**Consegne**
• 1. Nel brano sulle spese delle famiglie, elenca le tre ripartizioni territoriali indicate insieme alla rispettiva spesa mensile.
• 2. Secondo il brano sulle spese delle famiglie, di quanto varia in termini reali la spesa dei nuclei meno abbienti?
• 3. Modifica il brano sulle spese delle famiglie: trascrivi tutto il testo da "Un ruolo importante" fino a "di 2.588 euro).", sostituendo "Mezzogiorno" con "Sud".

**Brano di lettura**

Un ruolo importante nell’analisi delle spese per consumi delle famiglie italiane è giocato dall’eterogeneità territoriale: la crescita delle spese è infatti nettamente più marcata al Nord (+6% con una spesa mensile di 2.676 euro), seguita dal Mezzogiorno (+3,7% con una spesa mensile di 1.985 euro) e dal Centro (+3,1% con una spesa mensile di 2.588 euro).

 

Tra famiglie più e meno abbienti

Sappiamo che la crisi connessa alla pandemia non ha colpito come una livella, ma ha picchiato duro in particolare su alcuni gruppi di popolazione e su chi viveva già in condizioni di povertà ed esclusione. Ordinando le famiglie italiane in base alla spesa equivalente2, è possibile distinguere cinque gruppi (c.d. quinti): il primo quinto comprende il 20% delle famiglie meno abbienti, con una spesa per consumi più bassa, mentre l’ultimo quinto racchiude il 20% delle famiglie più abbienti, con una spesa più elevata. Nel 2021 la differenza tra queste due tipologie familiari si fa molto marcata, mettendo in luce una dinamica dell’incremento della spesa equivalente differenziata: quest’ultima passa infatti dall’1,7% del primo quinto al 6,2% dell’ultimo quinto, in considerazione del maggiore aumento dei capitoli di spesa che pesano di più sui nuclei familiari più agiati. Tale divario è ulteriormente accresciuto dalla dinamica inflazionistica, che presenta un andamento decrescente al migliorare delle condizioni economiche, passando da +2,4% delle famiglie meno abbienti fino all’1,6% di quelle più ricche. La posizione delle famiglie più povere – di per sé già di noto svantaggio – risulta quindi ulteriormente indebolita dall’andamento dei prezzi, che fa registrare una variazione negativa (-0,7%) della spesa in termini reali dei nuclei meno abbienti e, al contempo, migliora la posizione delle famiglie più ricche, che registrano un incremento della spesa in termini reali del 4,6%.

**Estratti di dati**
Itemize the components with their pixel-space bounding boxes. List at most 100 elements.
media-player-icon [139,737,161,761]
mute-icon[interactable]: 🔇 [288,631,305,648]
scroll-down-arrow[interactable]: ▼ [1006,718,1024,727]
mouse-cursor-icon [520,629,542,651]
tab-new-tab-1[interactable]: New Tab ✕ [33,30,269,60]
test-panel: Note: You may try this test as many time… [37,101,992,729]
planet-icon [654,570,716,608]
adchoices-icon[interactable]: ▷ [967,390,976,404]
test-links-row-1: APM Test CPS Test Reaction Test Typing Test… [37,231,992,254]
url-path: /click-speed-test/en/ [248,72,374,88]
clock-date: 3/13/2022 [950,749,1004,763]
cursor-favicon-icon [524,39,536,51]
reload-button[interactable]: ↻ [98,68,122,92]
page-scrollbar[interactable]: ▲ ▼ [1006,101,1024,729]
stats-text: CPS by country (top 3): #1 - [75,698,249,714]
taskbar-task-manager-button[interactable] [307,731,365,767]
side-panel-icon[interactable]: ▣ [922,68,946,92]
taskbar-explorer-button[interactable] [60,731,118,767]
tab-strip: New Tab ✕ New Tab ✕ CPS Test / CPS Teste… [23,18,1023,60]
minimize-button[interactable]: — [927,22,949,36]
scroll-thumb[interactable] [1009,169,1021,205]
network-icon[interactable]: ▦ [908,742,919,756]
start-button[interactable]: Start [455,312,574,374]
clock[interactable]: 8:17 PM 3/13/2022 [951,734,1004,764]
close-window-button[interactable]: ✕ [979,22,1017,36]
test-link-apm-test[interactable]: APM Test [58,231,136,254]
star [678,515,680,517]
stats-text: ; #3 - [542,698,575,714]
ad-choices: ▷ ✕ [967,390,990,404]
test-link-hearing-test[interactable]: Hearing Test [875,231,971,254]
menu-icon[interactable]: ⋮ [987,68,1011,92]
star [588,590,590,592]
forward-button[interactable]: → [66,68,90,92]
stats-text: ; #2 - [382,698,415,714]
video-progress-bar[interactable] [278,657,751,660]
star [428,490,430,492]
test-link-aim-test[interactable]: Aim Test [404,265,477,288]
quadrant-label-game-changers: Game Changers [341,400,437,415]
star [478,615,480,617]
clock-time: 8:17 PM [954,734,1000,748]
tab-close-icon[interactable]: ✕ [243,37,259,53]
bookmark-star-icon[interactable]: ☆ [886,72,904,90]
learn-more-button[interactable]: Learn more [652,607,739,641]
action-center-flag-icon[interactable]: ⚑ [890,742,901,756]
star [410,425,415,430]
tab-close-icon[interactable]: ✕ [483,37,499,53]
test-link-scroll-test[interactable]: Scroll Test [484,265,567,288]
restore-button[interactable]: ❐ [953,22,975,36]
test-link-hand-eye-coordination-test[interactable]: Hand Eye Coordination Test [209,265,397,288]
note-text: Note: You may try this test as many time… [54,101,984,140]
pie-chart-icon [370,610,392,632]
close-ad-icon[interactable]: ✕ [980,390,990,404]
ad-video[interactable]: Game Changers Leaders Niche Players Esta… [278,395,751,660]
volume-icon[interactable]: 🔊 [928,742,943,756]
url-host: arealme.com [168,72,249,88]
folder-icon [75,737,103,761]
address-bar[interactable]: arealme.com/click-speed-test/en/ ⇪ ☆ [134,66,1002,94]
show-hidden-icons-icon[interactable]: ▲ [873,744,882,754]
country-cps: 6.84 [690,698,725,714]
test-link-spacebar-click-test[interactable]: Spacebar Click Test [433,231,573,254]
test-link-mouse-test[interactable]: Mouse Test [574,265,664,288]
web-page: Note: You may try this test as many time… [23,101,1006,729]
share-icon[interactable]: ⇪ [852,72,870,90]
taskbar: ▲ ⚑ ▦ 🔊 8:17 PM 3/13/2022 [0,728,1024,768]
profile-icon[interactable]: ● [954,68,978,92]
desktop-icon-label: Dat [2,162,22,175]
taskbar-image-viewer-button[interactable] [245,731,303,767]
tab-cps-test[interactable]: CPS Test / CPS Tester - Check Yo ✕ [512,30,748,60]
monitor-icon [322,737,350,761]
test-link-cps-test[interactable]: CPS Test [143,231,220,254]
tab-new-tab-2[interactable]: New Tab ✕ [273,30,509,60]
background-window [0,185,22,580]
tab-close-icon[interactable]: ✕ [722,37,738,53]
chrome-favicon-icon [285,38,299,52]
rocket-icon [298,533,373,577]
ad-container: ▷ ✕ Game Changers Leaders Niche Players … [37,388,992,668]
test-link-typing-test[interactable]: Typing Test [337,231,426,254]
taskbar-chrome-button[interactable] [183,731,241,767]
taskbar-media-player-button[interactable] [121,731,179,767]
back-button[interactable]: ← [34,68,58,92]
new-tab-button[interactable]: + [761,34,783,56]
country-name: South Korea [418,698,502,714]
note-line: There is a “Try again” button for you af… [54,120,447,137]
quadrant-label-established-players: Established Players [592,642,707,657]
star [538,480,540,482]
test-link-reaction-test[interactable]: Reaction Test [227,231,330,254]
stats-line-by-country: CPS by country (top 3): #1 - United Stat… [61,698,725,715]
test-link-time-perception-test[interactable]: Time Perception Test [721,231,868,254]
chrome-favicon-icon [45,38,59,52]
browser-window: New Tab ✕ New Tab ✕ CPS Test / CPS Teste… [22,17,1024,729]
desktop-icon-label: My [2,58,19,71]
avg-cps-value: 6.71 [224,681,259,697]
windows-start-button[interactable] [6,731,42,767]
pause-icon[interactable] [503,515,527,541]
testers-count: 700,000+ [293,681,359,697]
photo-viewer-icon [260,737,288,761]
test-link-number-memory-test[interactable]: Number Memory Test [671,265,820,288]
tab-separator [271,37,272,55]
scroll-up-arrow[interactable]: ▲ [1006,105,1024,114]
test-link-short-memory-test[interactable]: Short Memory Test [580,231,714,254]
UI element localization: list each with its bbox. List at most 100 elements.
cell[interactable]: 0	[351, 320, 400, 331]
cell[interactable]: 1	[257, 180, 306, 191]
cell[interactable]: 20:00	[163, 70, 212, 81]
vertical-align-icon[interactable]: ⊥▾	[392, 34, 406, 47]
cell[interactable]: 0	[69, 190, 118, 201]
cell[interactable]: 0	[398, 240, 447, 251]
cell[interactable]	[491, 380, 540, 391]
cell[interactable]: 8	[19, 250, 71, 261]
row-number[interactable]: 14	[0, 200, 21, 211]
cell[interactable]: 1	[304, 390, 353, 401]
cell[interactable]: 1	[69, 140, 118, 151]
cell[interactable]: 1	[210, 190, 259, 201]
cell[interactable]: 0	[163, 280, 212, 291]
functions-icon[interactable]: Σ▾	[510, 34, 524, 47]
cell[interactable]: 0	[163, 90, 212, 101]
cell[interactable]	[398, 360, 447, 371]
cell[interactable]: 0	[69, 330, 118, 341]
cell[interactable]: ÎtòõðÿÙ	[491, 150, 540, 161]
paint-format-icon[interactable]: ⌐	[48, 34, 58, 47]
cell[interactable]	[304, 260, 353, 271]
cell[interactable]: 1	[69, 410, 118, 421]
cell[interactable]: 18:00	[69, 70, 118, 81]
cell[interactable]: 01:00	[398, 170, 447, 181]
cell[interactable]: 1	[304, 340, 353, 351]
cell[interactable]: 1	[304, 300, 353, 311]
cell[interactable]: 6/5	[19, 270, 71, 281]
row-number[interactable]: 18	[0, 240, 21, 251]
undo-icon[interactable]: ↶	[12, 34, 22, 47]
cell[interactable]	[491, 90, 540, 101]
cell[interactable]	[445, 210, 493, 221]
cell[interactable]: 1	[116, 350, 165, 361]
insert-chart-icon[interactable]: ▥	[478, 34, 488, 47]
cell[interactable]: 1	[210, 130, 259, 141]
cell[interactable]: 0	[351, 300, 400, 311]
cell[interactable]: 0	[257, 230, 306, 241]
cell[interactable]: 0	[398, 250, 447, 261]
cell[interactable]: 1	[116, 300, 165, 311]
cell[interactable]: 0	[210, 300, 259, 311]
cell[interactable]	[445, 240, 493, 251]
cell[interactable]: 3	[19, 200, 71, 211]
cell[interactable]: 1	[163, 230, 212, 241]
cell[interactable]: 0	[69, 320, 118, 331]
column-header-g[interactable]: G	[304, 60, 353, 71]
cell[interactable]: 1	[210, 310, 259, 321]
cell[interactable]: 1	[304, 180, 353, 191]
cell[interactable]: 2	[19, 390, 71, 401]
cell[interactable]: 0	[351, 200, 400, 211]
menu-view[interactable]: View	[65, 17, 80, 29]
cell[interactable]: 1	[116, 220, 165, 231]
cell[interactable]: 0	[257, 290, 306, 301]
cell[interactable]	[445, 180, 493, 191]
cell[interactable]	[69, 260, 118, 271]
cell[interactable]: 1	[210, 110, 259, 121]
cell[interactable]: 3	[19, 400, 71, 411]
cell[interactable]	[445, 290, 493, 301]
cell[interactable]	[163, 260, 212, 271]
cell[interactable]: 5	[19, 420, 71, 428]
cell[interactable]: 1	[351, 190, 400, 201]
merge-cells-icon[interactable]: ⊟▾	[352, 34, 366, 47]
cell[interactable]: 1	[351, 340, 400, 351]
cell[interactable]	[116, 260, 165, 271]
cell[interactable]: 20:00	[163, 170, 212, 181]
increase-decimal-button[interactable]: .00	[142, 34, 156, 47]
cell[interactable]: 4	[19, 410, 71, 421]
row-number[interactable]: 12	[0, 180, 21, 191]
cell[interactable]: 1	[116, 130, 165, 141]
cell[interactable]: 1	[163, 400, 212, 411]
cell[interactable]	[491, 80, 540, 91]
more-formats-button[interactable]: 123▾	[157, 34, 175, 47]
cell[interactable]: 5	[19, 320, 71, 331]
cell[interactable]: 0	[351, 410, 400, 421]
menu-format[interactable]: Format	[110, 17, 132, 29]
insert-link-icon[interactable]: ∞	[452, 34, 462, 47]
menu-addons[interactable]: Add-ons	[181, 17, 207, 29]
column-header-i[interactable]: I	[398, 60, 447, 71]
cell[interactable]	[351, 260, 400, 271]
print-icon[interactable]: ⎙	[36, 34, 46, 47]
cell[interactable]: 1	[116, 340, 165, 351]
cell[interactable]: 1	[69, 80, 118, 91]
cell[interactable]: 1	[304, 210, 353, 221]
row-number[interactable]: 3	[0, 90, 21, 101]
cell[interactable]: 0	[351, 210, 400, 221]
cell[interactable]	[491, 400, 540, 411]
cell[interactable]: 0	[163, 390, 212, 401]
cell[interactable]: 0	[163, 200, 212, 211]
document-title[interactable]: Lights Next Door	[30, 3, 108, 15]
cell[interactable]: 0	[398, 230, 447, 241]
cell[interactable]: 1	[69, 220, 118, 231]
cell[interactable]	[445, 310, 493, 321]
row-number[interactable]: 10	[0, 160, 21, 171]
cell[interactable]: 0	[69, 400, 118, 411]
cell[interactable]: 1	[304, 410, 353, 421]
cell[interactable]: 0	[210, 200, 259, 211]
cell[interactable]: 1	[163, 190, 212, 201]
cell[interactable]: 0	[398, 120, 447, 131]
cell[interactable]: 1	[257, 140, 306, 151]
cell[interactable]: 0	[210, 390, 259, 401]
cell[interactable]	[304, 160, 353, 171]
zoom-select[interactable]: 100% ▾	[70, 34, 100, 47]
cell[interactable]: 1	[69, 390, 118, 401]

**Soluzioni**
• 1.
Nord: 2.676 euro
Mezzogiorno: 1.985 euro
Centro: 2.588 euro

• 2. Registra una variazione negativa dello 0,7% (-0,7%).

• 3.
Un ruolo importante nell’analisi delle spese per consumi delle famiglie italiane è giocato dall’eterogeneità territoriale: la crescita delle spese è infatti nettamente più marcata al Nord (+6% con una spesa mensile di 2.676 euro), seguita dal Sud (+3,7% con una spesa mensile di 1.985 euro) e dal Centro (+3,1% con una spesa mensile di 2.588 euro).